§ Dataset entries:
....

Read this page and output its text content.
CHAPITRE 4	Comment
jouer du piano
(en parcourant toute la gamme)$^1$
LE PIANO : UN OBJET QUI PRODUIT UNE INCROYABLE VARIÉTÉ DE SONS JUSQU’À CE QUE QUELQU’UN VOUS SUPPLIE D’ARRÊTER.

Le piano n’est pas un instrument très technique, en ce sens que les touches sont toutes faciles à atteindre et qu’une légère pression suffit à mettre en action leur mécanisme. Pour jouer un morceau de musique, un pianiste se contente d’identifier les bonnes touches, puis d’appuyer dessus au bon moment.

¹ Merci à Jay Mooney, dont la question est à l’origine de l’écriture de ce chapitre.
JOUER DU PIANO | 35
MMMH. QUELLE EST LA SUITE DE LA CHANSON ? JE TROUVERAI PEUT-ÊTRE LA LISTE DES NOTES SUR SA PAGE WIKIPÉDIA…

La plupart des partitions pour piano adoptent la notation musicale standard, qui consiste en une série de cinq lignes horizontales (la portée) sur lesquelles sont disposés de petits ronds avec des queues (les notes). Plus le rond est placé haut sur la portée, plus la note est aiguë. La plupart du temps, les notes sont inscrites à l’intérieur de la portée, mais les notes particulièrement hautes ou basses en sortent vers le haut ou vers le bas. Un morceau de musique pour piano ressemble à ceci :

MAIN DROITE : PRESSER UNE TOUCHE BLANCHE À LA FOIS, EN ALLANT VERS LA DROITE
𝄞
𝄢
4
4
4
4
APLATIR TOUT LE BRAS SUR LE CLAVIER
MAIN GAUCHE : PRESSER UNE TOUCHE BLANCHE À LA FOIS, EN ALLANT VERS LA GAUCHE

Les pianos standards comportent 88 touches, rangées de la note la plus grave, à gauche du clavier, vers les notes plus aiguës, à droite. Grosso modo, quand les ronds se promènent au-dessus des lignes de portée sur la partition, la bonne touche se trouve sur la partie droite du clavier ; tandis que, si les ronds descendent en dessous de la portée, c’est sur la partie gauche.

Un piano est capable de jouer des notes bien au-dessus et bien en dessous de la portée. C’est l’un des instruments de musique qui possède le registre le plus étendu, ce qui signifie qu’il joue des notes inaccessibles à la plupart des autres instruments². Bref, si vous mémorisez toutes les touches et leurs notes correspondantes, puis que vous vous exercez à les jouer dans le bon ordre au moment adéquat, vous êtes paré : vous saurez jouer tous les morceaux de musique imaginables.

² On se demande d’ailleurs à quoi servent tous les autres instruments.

....

Repeat the data in its entirety, character for character.

§ RIGHT ANSWER:
Read this page and output its text content.
CHAPITRE 4	Comment
jouer du piano
(en parcourant toute la gamme)$^1$
LE PIANO : UN OBJET QUI PRODUIT UNE INCROYABLE VARIÉTÉ DE SONS JUSQU’À CE QUE QUELQU’UN VOUS SUPPLIE D’ARRÊTER.

Le piano n’est pas un instrument très technique, en ce sens que les touches sont toutes faciles à atteindre et qu’une légère pression suffit à mettre en action leur mécanisme. Pour jouer un morceau de musique, un pianiste se contente d’identifier les bonnes touches, puis d’appuyer dessus au bon moment.

¹ Merci à Jay Mooney, dont la question est à l’origine de l’écriture de ce chapitre.
JOUER DU PIANO | 35
MMMH. QUELLE EST LA SUITE DE LA CHANSON ? JE TROUVERAI PEUT-ÊTRE LA LISTE DES NOTES SUR SA PAGE WIKIPÉDIA…

La plupart des partitions pour piano adoptent la notation musicale standard, qui consiste en une série de cinq lignes horizontales (la portée) sur lesquelles sont disposés de petits ronds avec des queues (les notes). Plus le rond est placé haut sur la portée, plus la note est aiguë. La plupart du temps, les notes sont inscrites à l’intérieur de la portée, mais les notes particulièrement hautes ou basses en sortent vers le haut ou vers le bas. Un morceau de musique pour piano ressemble à ceci :

MAIN DROITE : PRESSER UNE TOUCHE BLANCHE À LA FOIS, EN ALLANT VERS LA DROITE
𝄞
𝄢
4
4
4
4
APLATIR TOUT LE BRAS SUR LE CLAVIER
MAIN GAUCHE : PRESSER UNE TOUCHE BLANCHE À LA FOIS, EN ALLANT VERS LA GAUCHE

Les pianos standards comportent 88 touches, rangées de la note la plus grave, à gauche du clavier, vers les notes plus aiguës, à droite. Grosso modo, quand les ronds se promènent au-dessus des lignes de portée sur la partition, la bonne touche se trouve sur la partie droite du clavier ; tandis que, si les ronds descendent en dessous de la portée, c’est sur la partie gauche.

Un piano est capable de jouer des notes bien au-dessus et bien en dessous de la portée. C’est l’un des instruments de musique qui possède le registre le plus étendu, ce qui signifie qu’il joue des notes inaccessibles à la plupart des autres instruments². Bref, si vous mémorisez toutes les touches et leurs notes correspondantes, puis que vous vous exercez à les jouer dans le bon ordre au moment adéquat, vous êtes paré : vous saurez jouer tous les morceaux de musique imaginables.

² On se demande d’ailleurs à quoi servent tous les autres instruments.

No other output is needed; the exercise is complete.